*PASSAGE*.

**********

Again, I can speak to my noble friend outside the Chamber, but surely there is no change to the current situation. In an extreme position where a provider fails, a student who has a degree from that failed provider would have to take that with him or her. There is surely no change and no reflection in terms of what we are trying to do here.
Indeed, the noble Lord makes a good point. I am sure that will be taken into account in terms of any further improvements we might wish to make.
Before my noble friend sits down, could he just clarify on the first amendment of the noble Lord, Lord Lisvane? Under Clause 40(10), the OfS can make an order exercisable by statutory instrument and,
“is to apply to such an instrument as if the order had been made by a Minister of the Crown”.
Am I therefore right in believing that, under Clause 113(3), if it is a statutory instrument, it could be prayed against? If that is the case, does that not put the Minister in a difficult situation?
My noble friend is very adroit at raising some complicated issues. I should answer the question but also go into some detail as to the different scenarios that might occur. I respect the quality of advice that he gives.
My Lords, I rise to speak to Amendments 282A and 347B, which stand in my name. I declare an interest as the pro-chancellor of Lancaster University.

**********

*GIVEN INFORMATION*.

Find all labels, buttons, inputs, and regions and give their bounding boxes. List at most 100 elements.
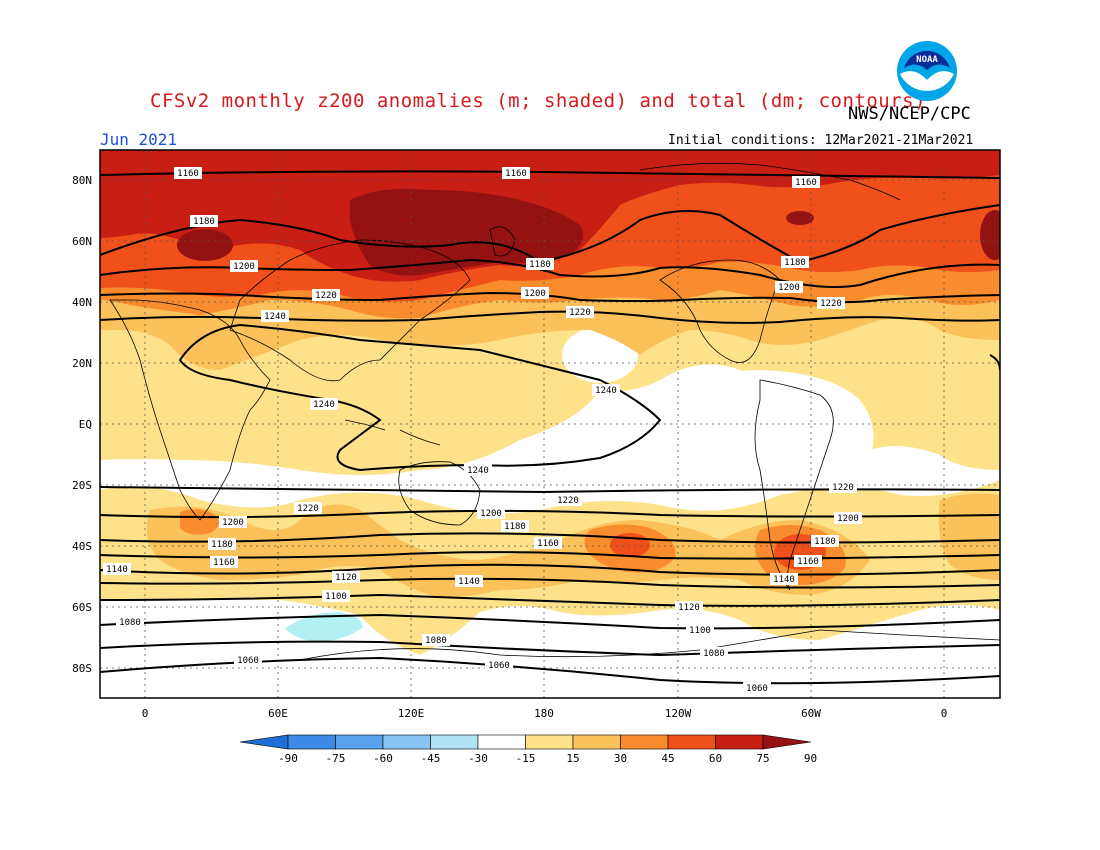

**********

*WORK TO COMPLETE*.
Could you carry on the House of Lords debate passage, picking up right after its final sentence? The listing above is separate from the House of Lords debate passage.

*ANSWER TO THE PROBLEM*.
I am learning a lot tonight about parliamentary procedure and affirmative resolutions, and about the relationships between independent regulators, Secretaries of State and Ministers, and I congratulate the noble Lord, Lord Lisvane, on carrying out such a good exercise in educating me. The questions posed by these amendments are very important. My noble friend Lord Judd is right: if you are to have a much more liberalised system with free entry, you have to have regulation and procedures so that it operates in a fair way.
The purpose of my amendments is simple. I would like to see the OfS be under a statutory obligation to set out its reasons for all the decisions that it has taken. I would like Parliament, once a year, to be able to debate a report which looks at whether, having set out a common set of principles by which the rules should operate, the regulator sticks with it. I think that that is a necessary addition to the ad hoc business of affirmative statutory instruments, and that it would be a sensible addition to the Bill.
My Lords, I have great sympathy with what the noble Lord, Lord Liddle, has just said. On the lead amendment, Amendment 282, which seeks to make such an order subject to the affirmative resolution procedure, I revert to a point that I made a few moments ago. As I read it, the order-making power in subsection (5) would presumably be subject to being prayed against. I would have thought that if any authorisation was revoked, it would be likely to be highly controversial and therefore might well trigger the order being prayed against. However, that would create the same situation, because the revocation would be by the OfS but the defence would have to be by the Minister, who would be somewhat detached from the whole exercise. I am not sure how that is addressed, and I look forward to my noble friend’s comments.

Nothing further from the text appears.